==== SUPPLIED INFORMATION

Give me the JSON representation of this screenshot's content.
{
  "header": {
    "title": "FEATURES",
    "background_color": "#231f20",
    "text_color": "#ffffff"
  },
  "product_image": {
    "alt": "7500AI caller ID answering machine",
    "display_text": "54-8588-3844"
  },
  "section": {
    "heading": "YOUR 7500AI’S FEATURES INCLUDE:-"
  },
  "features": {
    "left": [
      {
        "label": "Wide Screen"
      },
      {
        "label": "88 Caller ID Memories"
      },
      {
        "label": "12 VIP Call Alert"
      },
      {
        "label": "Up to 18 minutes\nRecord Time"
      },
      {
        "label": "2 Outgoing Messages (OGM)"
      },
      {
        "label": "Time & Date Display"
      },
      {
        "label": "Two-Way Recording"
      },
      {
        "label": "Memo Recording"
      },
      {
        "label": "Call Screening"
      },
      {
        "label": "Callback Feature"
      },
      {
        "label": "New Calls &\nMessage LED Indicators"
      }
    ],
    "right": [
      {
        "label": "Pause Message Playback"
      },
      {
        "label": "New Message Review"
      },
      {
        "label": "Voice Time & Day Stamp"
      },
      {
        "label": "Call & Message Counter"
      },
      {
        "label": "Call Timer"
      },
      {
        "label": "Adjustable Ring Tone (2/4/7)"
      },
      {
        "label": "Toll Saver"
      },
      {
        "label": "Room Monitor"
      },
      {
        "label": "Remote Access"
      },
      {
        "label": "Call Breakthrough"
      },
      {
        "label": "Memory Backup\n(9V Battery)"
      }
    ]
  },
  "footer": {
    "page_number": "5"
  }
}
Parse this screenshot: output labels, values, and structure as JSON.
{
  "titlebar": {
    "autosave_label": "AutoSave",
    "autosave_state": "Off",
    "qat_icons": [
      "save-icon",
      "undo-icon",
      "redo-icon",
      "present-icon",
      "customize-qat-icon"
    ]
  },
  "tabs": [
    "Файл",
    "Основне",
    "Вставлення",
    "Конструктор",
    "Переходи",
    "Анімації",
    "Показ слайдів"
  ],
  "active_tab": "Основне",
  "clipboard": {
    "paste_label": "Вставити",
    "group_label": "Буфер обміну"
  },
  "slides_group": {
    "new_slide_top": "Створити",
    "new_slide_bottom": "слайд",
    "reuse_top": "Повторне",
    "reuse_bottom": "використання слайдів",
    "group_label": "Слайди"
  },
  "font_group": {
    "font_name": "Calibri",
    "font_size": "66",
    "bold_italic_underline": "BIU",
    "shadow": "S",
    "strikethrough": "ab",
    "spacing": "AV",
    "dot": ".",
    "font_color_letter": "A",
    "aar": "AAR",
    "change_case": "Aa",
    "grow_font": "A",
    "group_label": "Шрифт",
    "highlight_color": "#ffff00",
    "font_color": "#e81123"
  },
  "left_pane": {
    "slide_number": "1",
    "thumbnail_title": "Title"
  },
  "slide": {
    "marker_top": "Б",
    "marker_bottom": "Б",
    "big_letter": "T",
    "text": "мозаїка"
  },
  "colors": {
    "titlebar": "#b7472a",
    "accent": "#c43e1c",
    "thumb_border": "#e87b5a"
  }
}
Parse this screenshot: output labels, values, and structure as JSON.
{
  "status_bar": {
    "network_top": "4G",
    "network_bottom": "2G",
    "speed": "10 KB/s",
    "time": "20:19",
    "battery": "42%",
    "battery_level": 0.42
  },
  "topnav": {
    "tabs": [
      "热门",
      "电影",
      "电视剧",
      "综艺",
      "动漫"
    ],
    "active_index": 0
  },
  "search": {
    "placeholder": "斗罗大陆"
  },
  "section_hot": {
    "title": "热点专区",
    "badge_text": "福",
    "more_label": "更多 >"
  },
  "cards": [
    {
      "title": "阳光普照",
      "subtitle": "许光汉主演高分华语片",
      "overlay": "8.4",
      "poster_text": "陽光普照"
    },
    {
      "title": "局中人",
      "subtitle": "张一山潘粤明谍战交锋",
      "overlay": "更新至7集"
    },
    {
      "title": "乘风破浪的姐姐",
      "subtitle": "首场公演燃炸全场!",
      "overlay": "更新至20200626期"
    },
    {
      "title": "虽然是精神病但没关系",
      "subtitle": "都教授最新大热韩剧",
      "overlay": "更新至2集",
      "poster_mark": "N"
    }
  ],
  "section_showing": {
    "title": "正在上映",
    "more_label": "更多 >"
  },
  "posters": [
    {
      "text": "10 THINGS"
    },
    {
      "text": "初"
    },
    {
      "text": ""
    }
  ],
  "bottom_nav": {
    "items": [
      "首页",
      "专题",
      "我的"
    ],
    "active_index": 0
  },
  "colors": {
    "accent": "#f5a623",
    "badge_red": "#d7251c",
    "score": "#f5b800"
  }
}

========

▶ EXERCISE REQUIREMENTS
Pull out all lines from the entries above that include the word "слайдів".

▶ EXERCISE RESPONSE
    "Показ слайдів"
    "reuse_bottom": "використання слайдів",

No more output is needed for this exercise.